Could you filter the records below down to the lines that include the word "mean"?

*** TASK INPUTS ***

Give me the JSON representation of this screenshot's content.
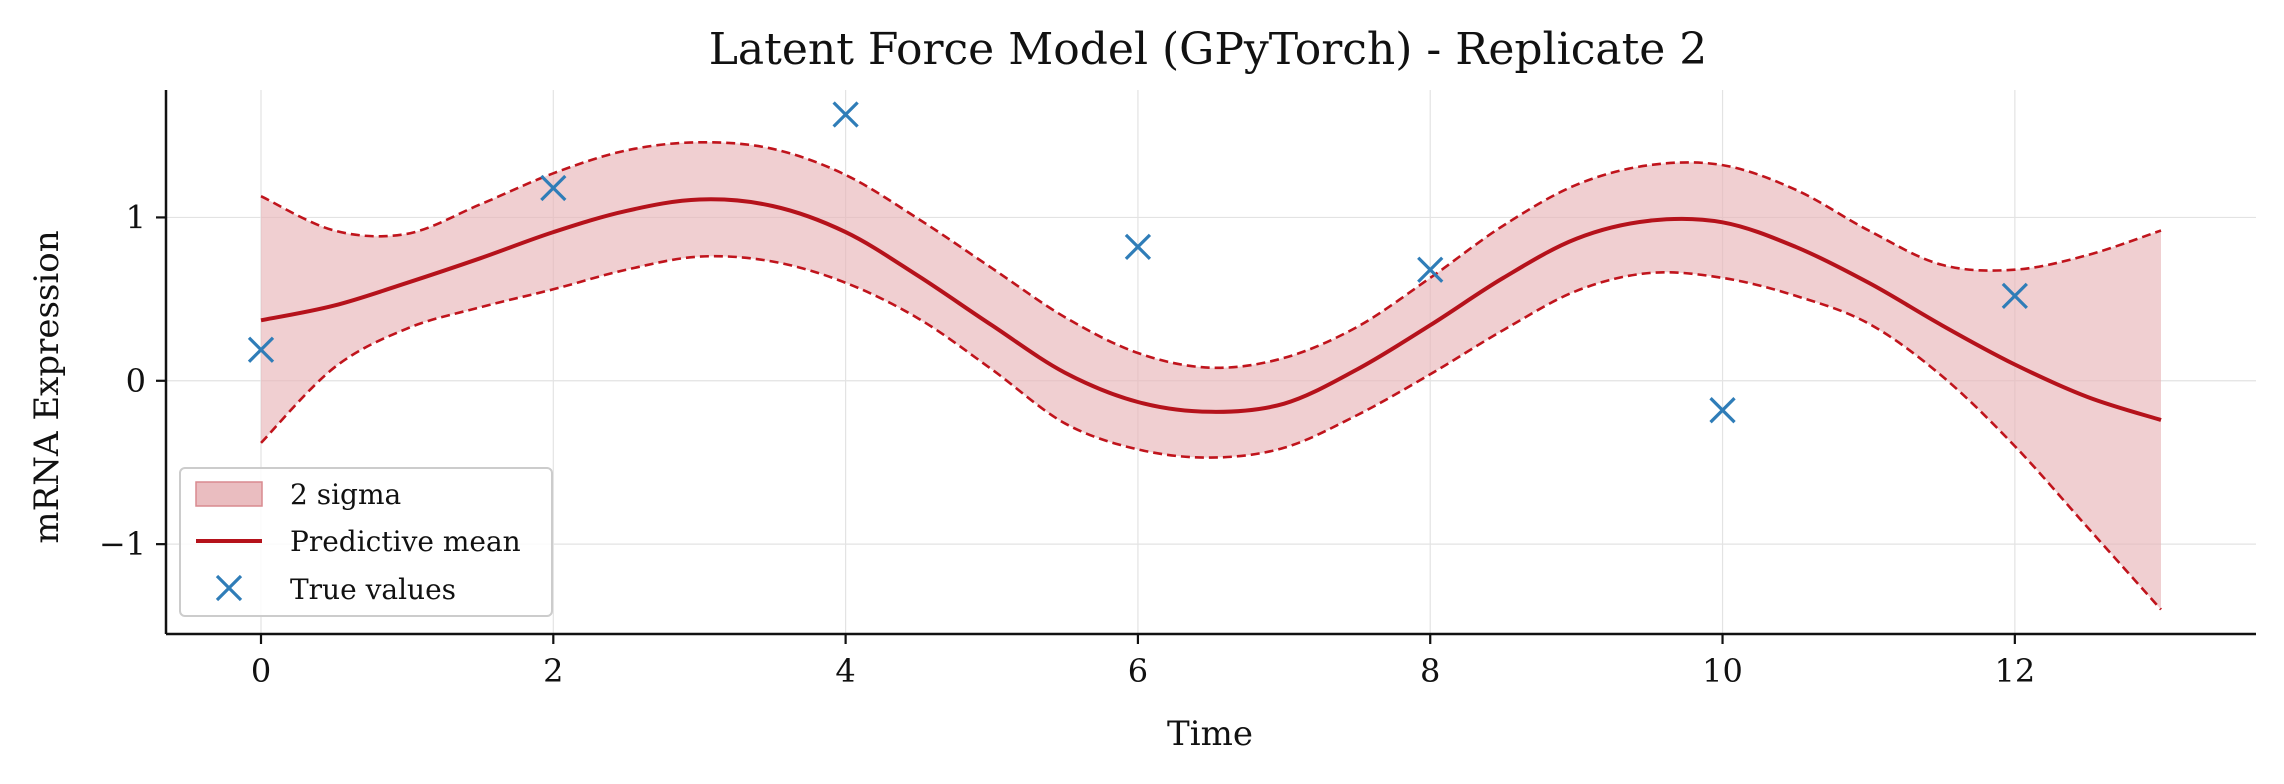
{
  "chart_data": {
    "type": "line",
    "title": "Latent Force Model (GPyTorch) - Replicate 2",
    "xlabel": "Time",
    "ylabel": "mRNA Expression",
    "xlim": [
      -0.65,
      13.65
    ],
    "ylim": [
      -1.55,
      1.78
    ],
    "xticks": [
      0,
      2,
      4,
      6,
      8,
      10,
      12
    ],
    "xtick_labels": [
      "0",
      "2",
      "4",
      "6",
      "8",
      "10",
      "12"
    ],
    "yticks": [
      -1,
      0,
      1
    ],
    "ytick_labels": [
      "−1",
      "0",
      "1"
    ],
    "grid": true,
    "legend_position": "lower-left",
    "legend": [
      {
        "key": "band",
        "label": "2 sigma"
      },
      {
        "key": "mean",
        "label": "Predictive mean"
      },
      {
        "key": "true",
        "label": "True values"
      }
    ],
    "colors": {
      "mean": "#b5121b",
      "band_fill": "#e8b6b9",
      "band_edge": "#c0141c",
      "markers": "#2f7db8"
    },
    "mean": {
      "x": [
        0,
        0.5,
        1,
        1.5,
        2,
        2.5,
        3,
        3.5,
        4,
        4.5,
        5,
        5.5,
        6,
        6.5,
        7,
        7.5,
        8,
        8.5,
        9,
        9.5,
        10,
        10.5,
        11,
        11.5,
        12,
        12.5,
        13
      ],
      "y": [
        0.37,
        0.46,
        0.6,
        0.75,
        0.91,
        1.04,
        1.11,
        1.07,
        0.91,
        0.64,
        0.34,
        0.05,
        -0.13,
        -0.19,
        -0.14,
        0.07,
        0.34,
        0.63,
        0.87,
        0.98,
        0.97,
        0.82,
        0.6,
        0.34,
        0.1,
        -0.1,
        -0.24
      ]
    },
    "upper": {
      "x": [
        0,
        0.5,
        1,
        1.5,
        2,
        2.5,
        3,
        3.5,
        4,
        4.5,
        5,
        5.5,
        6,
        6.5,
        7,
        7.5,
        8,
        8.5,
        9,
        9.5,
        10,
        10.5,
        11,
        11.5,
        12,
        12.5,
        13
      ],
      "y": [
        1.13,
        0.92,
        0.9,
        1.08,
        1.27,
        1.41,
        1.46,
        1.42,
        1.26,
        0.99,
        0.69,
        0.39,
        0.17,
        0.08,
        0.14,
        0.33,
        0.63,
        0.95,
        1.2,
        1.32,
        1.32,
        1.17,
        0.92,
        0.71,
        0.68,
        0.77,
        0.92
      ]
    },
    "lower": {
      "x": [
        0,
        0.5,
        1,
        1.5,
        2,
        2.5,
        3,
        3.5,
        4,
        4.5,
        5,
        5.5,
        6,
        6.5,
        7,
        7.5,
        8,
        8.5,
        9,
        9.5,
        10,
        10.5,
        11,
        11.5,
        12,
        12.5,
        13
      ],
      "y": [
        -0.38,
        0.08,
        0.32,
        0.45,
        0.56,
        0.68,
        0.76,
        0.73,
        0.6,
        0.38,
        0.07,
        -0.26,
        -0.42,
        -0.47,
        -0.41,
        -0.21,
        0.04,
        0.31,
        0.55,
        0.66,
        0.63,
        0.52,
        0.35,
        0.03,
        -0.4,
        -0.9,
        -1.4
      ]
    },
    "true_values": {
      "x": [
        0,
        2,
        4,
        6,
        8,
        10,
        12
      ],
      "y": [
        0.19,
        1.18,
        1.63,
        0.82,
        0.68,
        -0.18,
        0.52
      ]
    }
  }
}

*** End of TASK INPUTS ***

| RESPONSE |
        "key": "mean",
        "label": "Predictive mean"
      "mean": "#b5121b",
    "mean": {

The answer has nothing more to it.